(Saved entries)
** START **
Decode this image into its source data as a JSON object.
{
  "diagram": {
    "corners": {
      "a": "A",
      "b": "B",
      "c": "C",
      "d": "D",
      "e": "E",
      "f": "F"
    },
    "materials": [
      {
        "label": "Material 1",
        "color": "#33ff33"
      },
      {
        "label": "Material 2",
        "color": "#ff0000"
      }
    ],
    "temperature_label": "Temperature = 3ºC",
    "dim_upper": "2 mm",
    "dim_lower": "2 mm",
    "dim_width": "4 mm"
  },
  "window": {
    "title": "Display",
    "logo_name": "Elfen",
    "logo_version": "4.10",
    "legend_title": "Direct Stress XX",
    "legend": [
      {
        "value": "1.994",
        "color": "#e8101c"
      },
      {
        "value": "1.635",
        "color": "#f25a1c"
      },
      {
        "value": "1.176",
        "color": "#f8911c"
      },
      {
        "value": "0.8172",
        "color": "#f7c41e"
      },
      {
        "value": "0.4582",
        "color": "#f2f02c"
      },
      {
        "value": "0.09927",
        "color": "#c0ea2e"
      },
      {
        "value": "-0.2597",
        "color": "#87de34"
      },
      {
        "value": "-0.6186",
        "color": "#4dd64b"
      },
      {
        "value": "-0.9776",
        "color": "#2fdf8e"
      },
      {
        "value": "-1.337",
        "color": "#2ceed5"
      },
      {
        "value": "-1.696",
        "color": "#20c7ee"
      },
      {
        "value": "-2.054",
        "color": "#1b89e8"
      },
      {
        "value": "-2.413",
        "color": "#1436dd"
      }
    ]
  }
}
** END **
Aim of the task
Copy out each line exactly as written.

Solution to this problem
Decode this image into its source data as a JSON object.
{
  "diagram": {
    "corners": {
      "a": "A",
      "b": "B",
      "c": "C",
      "d": "D",
      "e": "E",
      "f": "F"
    },
    "materials": [
      {
        "label": "Material 1",
        "color": "#33ff33"
      },
      {
        "label": "Material 2",
        "color": "#ff0000"
      }
    ],
    "temperature_label": "Temperature = 3ºC",
    "dim_upper": "2 mm",
    "dim_lower": "2 mm",
    "dim_width": "4 mm"
  },
  "window": {
    "title": "Display",
    "logo_name": "Elfen",
    "logo_version": "4.10",
    "legend_title": "Direct Stress XX",
    "legend": [
      {
        "value": "1.994",
        "color": "#e8101c"
      },
      {
        "value": "1.635",
        "color": "#f25a1c"
      },
      {
        "value": "1.176",
        "color": "#f8911c"
      },
      {
        "value": "0.8172",
        "color": "#f7c41e"
      },
      {
        "value": "0.4582",
        "color": "#f2f02c"
      },
      {
        "value": "0.09927",
        "color": "#c0ea2e"
      },
      {
        "value": "-0.2597",
        "color": "#87de34"
      },
      {
        "value": "-0.6186",
        "color": "#4dd64b"
      },
      {
        "value": "-0.9776",
        "color": "#2fdf8e"
      },
      {
        "value": "-1.337",
        "color": "#2ceed5"
      },
      {
        "value": "-1.696",
        "color": "#20c7ee"
      },
      {
        "value": "-2.054",
        "color": "#1b89e8"
      },
      {
        "value": "-2.413",
        "color": "#1436dd"
      }
    ]
  }
}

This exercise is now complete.